* START *

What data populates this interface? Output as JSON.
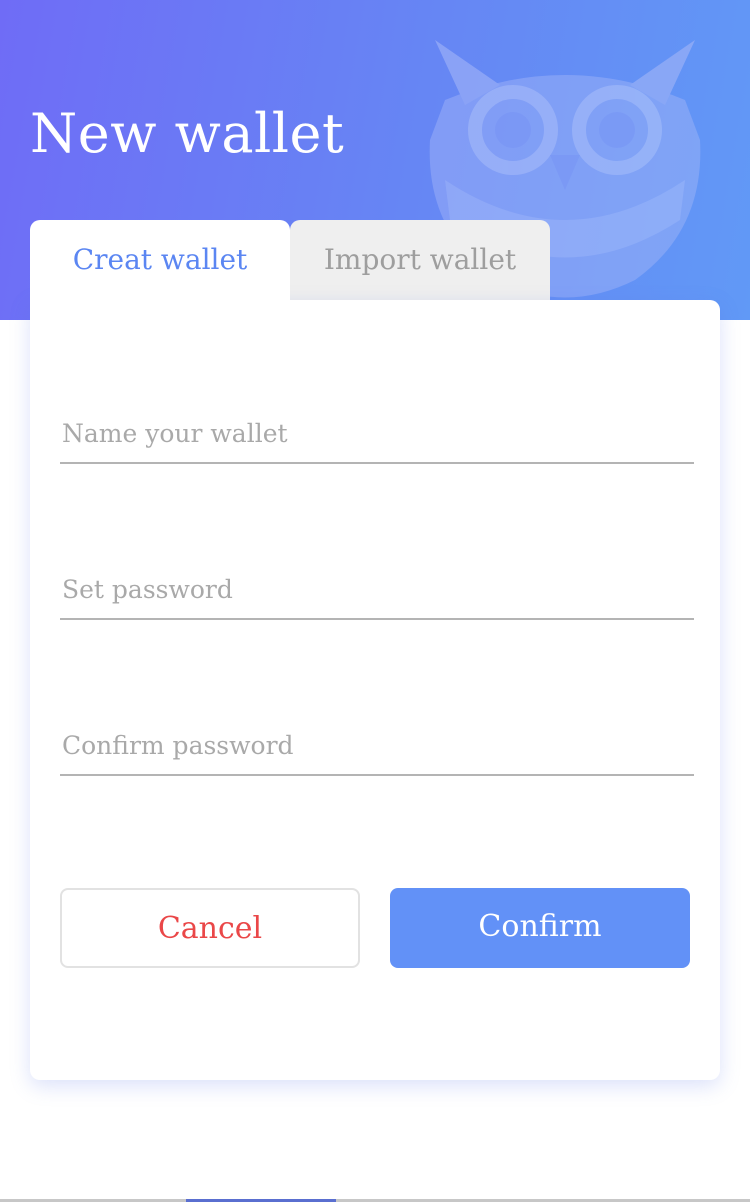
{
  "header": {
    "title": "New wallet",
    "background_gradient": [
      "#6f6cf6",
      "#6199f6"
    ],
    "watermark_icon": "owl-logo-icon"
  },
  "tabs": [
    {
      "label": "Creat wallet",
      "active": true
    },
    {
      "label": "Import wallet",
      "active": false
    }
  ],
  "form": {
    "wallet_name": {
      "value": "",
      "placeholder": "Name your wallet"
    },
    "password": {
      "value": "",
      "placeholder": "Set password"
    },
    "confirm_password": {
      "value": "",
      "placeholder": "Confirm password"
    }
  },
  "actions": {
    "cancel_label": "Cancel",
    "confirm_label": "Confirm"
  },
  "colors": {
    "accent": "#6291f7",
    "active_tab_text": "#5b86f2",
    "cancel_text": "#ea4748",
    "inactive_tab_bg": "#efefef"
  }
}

* END *
* START *

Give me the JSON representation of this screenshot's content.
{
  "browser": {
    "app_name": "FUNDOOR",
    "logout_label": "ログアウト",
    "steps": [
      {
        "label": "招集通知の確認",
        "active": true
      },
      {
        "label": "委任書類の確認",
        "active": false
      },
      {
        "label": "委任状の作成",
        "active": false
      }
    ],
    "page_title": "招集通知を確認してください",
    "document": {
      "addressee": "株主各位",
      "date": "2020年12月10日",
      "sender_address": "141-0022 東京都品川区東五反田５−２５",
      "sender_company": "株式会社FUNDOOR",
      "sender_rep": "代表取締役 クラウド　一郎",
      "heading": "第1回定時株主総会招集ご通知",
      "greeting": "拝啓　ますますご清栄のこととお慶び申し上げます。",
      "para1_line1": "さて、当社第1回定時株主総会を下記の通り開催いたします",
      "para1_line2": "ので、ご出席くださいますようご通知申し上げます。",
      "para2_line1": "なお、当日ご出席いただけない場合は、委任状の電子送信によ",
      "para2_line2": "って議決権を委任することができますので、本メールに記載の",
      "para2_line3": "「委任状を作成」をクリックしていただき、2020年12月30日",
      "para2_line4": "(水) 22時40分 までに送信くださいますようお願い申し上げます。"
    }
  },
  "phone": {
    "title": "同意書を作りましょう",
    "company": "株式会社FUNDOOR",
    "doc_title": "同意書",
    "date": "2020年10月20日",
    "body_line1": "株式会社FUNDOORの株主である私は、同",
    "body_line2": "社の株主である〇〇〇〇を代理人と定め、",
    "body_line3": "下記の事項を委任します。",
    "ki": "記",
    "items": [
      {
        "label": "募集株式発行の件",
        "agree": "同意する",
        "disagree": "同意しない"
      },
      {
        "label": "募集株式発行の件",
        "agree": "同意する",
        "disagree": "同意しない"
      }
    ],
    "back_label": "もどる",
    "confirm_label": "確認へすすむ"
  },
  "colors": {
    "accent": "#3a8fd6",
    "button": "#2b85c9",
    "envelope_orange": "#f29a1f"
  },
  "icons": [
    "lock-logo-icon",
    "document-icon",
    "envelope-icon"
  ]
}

* END *

◆ **EXERCISE REQUIREMENTS**
Where a line above includes "this", copy that line.

◆ **OUTPUT OF THE TASK**
What data populates this interface? Output as JSON.
Give me the JSON representation of this screenshot's content.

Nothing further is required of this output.